Required task: Omit every picture while repeating the entries exactly.

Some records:
******
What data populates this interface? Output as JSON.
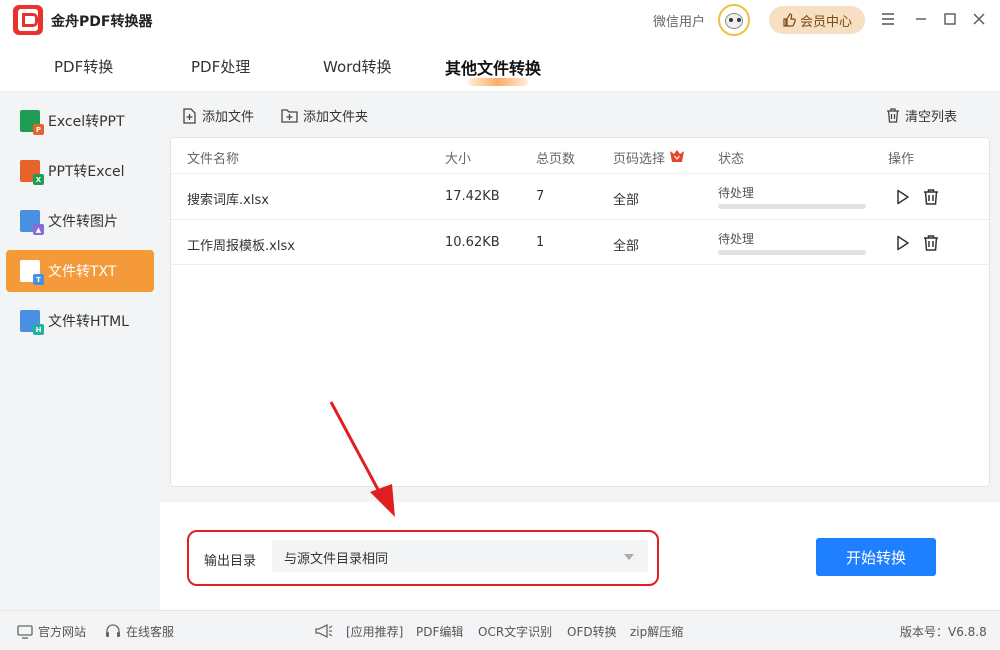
{
  "app": {
    "title": "金舟PDF转换器",
    "user_name": "微信用户",
    "vip_label": "会员中心"
  },
  "tabs": [
    {
      "label": "PDF转换"
    },
    {
      "label": "PDF处理"
    },
    {
      "label": "Word转换"
    },
    {
      "label": "其他文件转换"
    }
  ],
  "sidebar": {
    "items": [
      {
        "label": "Excel转PPT"
      },
      {
        "label": "PPT转Excel"
      },
      {
        "label": "文件转图片"
      },
      {
        "label": "文件转TXT"
      },
      {
        "label": "文件转HTML"
      }
    ]
  },
  "toolbar": {
    "add_file": "添加文件",
    "add_folder": "添加文件夹",
    "clear_list": "清空列表"
  },
  "table": {
    "headers": {
      "name": "文件名称",
      "size": "大小",
      "pages": "总页数",
      "page_select": "页码选择",
      "status": "状态",
      "actions": "操作"
    },
    "rows": [
      {
        "name": "搜索词库.xlsx",
        "size": "17.42KB",
        "pages": "7",
        "page_select": "全部",
        "status": "待处理",
        "progress": 0
      },
      {
        "name": "工作周报模板.xlsx",
        "size": "10.62KB",
        "pages": "1",
        "page_select": "全部",
        "status": "待处理",
        "progress": 0
      }
    ]
  },
  "output": {
    "label": "输出目录",
    "value": "与源文件目录相同"
  },
  "start_button": "开始转换",
  "footer": {
    "website": "官方网站",
    "support": "在线客服",
    "recommend": "[应用推荐]",
    "links": [
      "PDF编辑",
      "OCR文字识别",
      "OFD转换",
      "zip解压缩"
    ],
    "version": "版本号：V6.8.8"
  },
  "colors": {
    "accent": "#1e80ff",
    "active_side": "#f59a3a",
    "highlight": "#e02020"
  }
}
******
Exercise solution:
What data populates this interface? Output as JSON.
{
  "app": {
    "title": "金舟PDF转换器",
    "user_name": "微信用户",
    "vip_label": "会员中心"
  },
  "tabs": [
    {
      "label": "PDF转换"
    },
    {
      "label": "PDF处理"
    },
    {
      "label": "Word转换"
    },
    {
      "label": "其他文件转换"
    }
  ],
  "sidebar": {
    "items": [
      {
        "label": "Excel转PPT"
      },
      {
        "label": "PPT转Excel"
      },
      {
        "label": "文件转图片"
      },
      {
        "label": "文件转TXT"
      },
      {
        "label": "文件转HTML"
      }
    ]
  },
  "toolbar": {
    "add_file": "添加文件",
    "add_folder": "添加文件夹",
    "clear_list": "清空列表"
  },
  "table": {
    "headers": {
      "name": "文件名称",
      "size": "大小",
      "pages": "总页数",
      "page_select": "页码选择",
      "status": "状态",
      "actions": "操作"
    },
    "rows": [
      {
        "name": "搜索词库.xlsx",
        "size": "17.42KB",
        "pages": "7",
        "page_select": "全部",
        "status": "待处理",
        "progress": 0
      },
      {
        "name": "工作周报模板.xlsx",
        "size": "10.62KB",
        "pages": "1",
        "page_select": "全部",
        "status": "待处理",
        "progress": 0
      }
    ]
  },
  "output": {
    "label": "输出目录",
    "value": "与源文件目录相同"
  },
  "start_button": "开始转换",
  "footer": {
    "website": "官方网站",
    "support": "在线客服",
    "recommend": "[应用推荐]",
    "links": [
      "PDF编辑",
      "OCR文字识别",
      "OFD转换",
      "zip解压缩"
    ],
    "version": "版本号：V6.8.8"
  },
  "colors": {
    "accent": "#1e80ff",
    "active_side": "#f59a3a",
    "highlight": "#e02020"
  }
}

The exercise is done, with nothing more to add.